### Challenge
Produce a word-for-word copy of the listing below without its pictures.

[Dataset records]
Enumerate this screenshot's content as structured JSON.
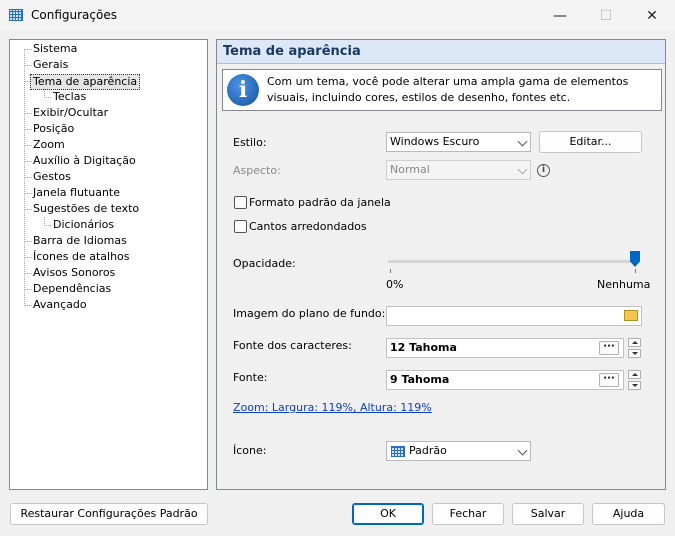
{
  "window": {
    "title": "Configurações",
    "minimize": "—",
    "maximize": "☐",
    "close": "✕"
  },
  "tree": {
    "items": [
      {
        "label": "Sistema",
        "level": 0
      },
      {
        "label": "Gerais",
        "level": 0
      },
      {
        "label": "Tema de aparência",
        "level": 0,
        "selected": true
      },
      {
        "label": "Teclas",
        "level": 1
      },
      {
        "label": "Exibir/Ocultar",
        "level": 0
      },
      {
        "label": "Posição",
        "level": 0
      },
      {
        "label": "Zoom",
        "level": 0
      },
      {
        "label": "Auxílio à Digitação",
        "level": 0
      },
      {
        "label": "Gestos",
        "level": 0
      },
      {
        "label": "Janela flutuante",
        "level": 0
      },
      {
        "label": "Sugestões de texto",
        "level": 0
      },
      {
        "label": "Dicionários",
        "level": 1
      },
      {
        "label": "Barra de Idiomas",
        "level": 0
      },
      {
        "label": "Ícones de atalhos",
        "level": 0
      },
      {
        "label": "Avisos Sonoros",
        "level": 0
      },
      {
        "label": "Dependências",
        "level": 0
      },
      {
        "label": "Avançado",
        "level": 0
      }
    ]
  },
  "panel": {
    "title": "Tema de aparência",
    "info_text": "Com um tema, você pode alterar uma ampla gama de elementos visuais, incluindo cores, estilos de desenho, fontes etc.",
    "info_glyph": "i",
    "style_label": "Estilo:",
    "style_value": "Windows Escuro",
    "edit_button": "Editar...",
    "aspect_label": "Aspecto:",
    "aspect_value": "Normal",
    "help_glyph": "i",
    "checkbox_window_format": "Formato padrão da janela",
    "checkbox_rounded": "Cantos arredondados",
    "opacity_label": "Opacidade:",
    "opacity_fraction": 1.0,
    "opacity_min_label": "0%",
    "opacity_max_label": "Nenhuma",
    "background_label": "Imagem do plano de fundo:",
    "background_value": "",
    "char_font_label": "Fonte dos caracteres:",
    "char_font_value": "12 Tahoma",
    "font_label": "Fonte:",
    "font_value": "9 Tahoma",
    "dots": "···",
    "zoom_link": "Zoom: Largura: 119%, Altura: 119%",
    "icon_label": "Ícone:",
    "icon_value": "Padrão"
  },
  "footer": {
    "restore_button": "Restaurar Configurações Padrão",
    "ok_button": "OK",
    "close_button": "Fechar",
    "save_button": "Salvar",
    "help_button": "Ajuda"
  }
}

### The answer
Enumerate this screenshot's content as structured JSON.
{
  "window": {
    "title": "Configurações",
    "minimize": "—",
    "maximize": "☐",
    "close": "✕"
  },
  "tree": {
    "items": [
      {
        "label": "Sistema",
        "level": 0
      },
      {
        "label": "Gerais",
        "level": 0
      },
      {
        "label": "Tema de aparência",
        "level": 0,
        "selected": true
      },
      {
        "label": "Teclas",
        "level": 1
      },
      {
        "label": "Exibir/Ocultar",
        "level": 0
      },
      {
        "label": "Posição",
        "level": 0
      },
      {
        "label": "Zoom",
        "level": 0
      },
      {
        "label": "Auxílio à Digitação",
        "level": 0
      },
      {
        "label": "Gestos",
        "level": 0
      },
      {
        "label": "Janela flutuante",
        "level": 0
      },
      {
        "label": "Sugestões de texto",
        "level": 0
      },
      {
        "label": "Dicionários",
        "level": 1
      },
      {
        "label": "Barra de Idiomas",
        "level": 0
      },
      {
        "label": "Ícones de atalhos",
        "level": 0
      },
      {
        "label": "Avisos Sonoros",
        "level": 0
      },
      {
        "label": "Dependências",
        "level": 0
      },
      {
        "label": "Avançado",
        "level": 0
      }
    ]
  },
  "panel": {
    "title": "Tema de aparência",
    "info_text": "Com um tema, você pode alterar uma ampla gama de elementos visuais, incluindo cores, estilos de desenho, fontes etc.",
    "info_glyph": "i",
    "style_label": "Estilo:",
    "style_value": "Windows Escuro",
    "edit_button": "Editar...",
    "aspect_label": "Aspecto:",
    "aspect_value": "Normal",
    "help_glyph": "i",
    "checkbox_window_format": "Formato padrão da janela",
    "checkbox_rounded": "Cantos arredondados",
    "opacity_label": "Opacidade:",
    "opacity_fraction": 1.0,
    "opacity_min_label": "0%",
    "opacity_max_label": "Nenhuma",
    "background_label": "Imagem do plano de fundo:",
    "background_value": "",
    "char_font_label": "Fonte dos caracteres:",
    "char_font_value": "12 Tahoma",
    "font_label": "Fonte:",
    "font_value": "9 Tahoma",
    "dots": "···",
    "zoom_link": "Zoom: Largura: 119%, Altura: 119%",
    "icon_label": "Ícone:",
    "icon_value": "Padrão"
  },
  "footer": {
    "restore_button": "Restaurar Configurações Padrão",
    "ok_button": "OK",
    "close_button": "Fechar",
    "save_button": "Salvar",
    "help_button": "Ajuda"
  }
}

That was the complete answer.